**EXERCISES TO COMPLETE:**
- 1) Translate this sentence from the comment thread on wind power into Spanish: "It is the harvesting of them that costs the money."
- 2) In the comment thread on wind power, substitute "power network" for "grid" and write out the part that opens with the words "Generally: The earth’s" and closes with "onto the grid.".

**TEXT BLOCK:**
_ _ _

Generally: The earth’s resources are all free. It is the harvesting of them that costs the money.

John F. Hultquist
Reply to  Alasdair
November 26, 2018 9:49 am

from my reply earlier:
Al Gore, Bill McKibben and fellow travelers promoted wind and solar and forced it onto the grid.

November 26, 2018 6:49 am

Nice debate here.

In a nutshell, it sounds like (when the wind doesn’t blow), it sort of blows for those either emotionally or financially invested in the wind industry.

MikeSYR
November 26, 2018 8:29 am

**The top chart begins on the left where the other ends, 16/17 September**

I think you mean **16/17 November**

John F. Hultquist
Reply to  MikeSYR
November 26, 2018 9:51 am

Thanks Mike.
How did I miss that through several readings?

Jim Whelan
November 26, 2018 9:33 am

“Our electricity has not been off for more than 4 hours per event ” sounds like “events” are quite frequent. Where I live with power supplied mostly from natural gas, power outages (we don’t call then “events”) occur only every few years and are mostly due to cars hitting power poles or trees falling onto power lines. To me that was an indictment of wind power right from the beginning.

John F. Hultquist
Reply to  Jim Whelan
November 26, 2018 10:49 am

That I recall: 3 trees, 1 drunk took a pole out, a meter replacement, 2 utility equipment upgrades, 2 during in-house alterations.
I call them “events” because the causes are of interest. The shortness of the outages makes them of not much interest — compared to other places that go days and weeks without.

_ _ _

Rows from a dataset:

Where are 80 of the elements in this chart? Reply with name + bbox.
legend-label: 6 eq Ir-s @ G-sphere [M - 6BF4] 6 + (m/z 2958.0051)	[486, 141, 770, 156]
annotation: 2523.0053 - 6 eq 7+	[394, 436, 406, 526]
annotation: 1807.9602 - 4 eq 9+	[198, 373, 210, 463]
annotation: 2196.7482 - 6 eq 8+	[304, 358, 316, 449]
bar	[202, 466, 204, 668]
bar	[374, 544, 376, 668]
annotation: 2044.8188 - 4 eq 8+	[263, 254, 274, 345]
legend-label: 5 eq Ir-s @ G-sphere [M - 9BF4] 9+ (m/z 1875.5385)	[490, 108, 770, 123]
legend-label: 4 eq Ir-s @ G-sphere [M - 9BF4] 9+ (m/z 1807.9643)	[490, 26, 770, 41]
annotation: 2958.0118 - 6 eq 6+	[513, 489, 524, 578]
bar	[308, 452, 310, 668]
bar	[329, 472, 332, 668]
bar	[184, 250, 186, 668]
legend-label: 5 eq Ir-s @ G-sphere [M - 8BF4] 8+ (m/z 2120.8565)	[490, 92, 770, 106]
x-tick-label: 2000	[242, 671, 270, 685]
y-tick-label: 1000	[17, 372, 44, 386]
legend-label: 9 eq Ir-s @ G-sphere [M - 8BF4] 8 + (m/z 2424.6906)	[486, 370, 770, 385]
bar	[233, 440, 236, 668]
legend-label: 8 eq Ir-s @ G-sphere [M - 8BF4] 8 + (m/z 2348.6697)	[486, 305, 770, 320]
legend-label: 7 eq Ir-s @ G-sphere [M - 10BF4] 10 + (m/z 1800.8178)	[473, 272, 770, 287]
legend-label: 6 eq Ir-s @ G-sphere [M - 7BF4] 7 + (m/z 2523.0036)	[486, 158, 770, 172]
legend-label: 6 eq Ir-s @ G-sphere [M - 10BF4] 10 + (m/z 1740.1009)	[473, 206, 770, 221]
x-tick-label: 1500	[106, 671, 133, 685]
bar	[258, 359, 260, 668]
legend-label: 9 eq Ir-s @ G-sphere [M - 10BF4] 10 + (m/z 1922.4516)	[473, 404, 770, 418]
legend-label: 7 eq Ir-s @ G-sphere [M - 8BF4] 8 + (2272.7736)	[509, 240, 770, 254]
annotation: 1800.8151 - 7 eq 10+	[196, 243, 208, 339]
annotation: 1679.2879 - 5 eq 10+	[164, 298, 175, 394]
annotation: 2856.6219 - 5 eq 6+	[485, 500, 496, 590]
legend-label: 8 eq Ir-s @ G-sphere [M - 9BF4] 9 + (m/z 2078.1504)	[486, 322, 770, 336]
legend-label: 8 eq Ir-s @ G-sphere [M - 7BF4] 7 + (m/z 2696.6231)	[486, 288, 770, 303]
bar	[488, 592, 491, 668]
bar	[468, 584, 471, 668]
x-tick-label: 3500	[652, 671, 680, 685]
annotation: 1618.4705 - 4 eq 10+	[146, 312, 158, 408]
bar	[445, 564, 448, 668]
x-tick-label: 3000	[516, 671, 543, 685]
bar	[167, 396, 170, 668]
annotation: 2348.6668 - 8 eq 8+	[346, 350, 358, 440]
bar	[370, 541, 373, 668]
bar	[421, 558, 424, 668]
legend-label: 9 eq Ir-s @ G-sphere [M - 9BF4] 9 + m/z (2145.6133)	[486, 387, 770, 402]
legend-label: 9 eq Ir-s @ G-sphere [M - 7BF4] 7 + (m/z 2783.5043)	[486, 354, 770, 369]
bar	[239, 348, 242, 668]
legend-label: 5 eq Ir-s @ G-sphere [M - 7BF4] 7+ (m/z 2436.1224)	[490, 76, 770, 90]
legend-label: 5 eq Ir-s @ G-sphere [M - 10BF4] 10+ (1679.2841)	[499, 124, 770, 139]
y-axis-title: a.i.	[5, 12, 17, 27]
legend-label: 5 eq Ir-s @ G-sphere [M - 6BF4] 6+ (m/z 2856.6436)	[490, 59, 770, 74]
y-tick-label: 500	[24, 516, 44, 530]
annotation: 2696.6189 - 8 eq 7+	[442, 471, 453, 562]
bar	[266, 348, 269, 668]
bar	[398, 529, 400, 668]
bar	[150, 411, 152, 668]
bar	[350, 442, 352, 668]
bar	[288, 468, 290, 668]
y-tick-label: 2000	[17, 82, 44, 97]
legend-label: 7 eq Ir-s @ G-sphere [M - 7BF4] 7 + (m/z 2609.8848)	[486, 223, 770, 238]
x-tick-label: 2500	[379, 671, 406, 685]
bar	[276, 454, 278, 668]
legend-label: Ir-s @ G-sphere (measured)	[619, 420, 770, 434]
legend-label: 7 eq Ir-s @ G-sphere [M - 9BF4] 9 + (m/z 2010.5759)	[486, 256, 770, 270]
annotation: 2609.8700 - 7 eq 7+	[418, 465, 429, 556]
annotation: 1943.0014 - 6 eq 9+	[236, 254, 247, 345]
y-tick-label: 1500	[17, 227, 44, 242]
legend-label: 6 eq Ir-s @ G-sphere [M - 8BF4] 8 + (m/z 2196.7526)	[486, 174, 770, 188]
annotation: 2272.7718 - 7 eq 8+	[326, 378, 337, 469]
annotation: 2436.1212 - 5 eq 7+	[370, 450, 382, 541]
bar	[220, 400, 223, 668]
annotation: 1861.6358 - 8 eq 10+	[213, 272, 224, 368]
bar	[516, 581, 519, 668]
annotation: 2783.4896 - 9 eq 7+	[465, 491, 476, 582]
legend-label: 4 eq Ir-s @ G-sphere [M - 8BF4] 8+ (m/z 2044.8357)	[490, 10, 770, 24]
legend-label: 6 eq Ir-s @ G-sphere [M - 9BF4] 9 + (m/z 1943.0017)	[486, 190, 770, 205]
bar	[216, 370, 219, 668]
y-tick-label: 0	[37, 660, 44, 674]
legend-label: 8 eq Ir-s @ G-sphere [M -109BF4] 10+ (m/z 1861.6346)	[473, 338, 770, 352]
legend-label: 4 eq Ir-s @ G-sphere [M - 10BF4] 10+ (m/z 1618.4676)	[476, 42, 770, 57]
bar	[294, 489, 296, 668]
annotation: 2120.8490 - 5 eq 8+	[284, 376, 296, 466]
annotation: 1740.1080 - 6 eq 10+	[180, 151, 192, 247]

_ _ _

**RESPONSES BY ITEM NUMBER:**
- 1) Es su explotación lo que cuesta dinero.

- 2)
Generally: The earth’s resources are all free. It is the harvesting of them that costs the money.

John F. Hultquist
Reply to  Alasdair
November 26, 2018 9:49 am

from my reply earlier:
Al Gore, Bill McKibben and fellow travelers promoted wind and solar and forced it onto the power network.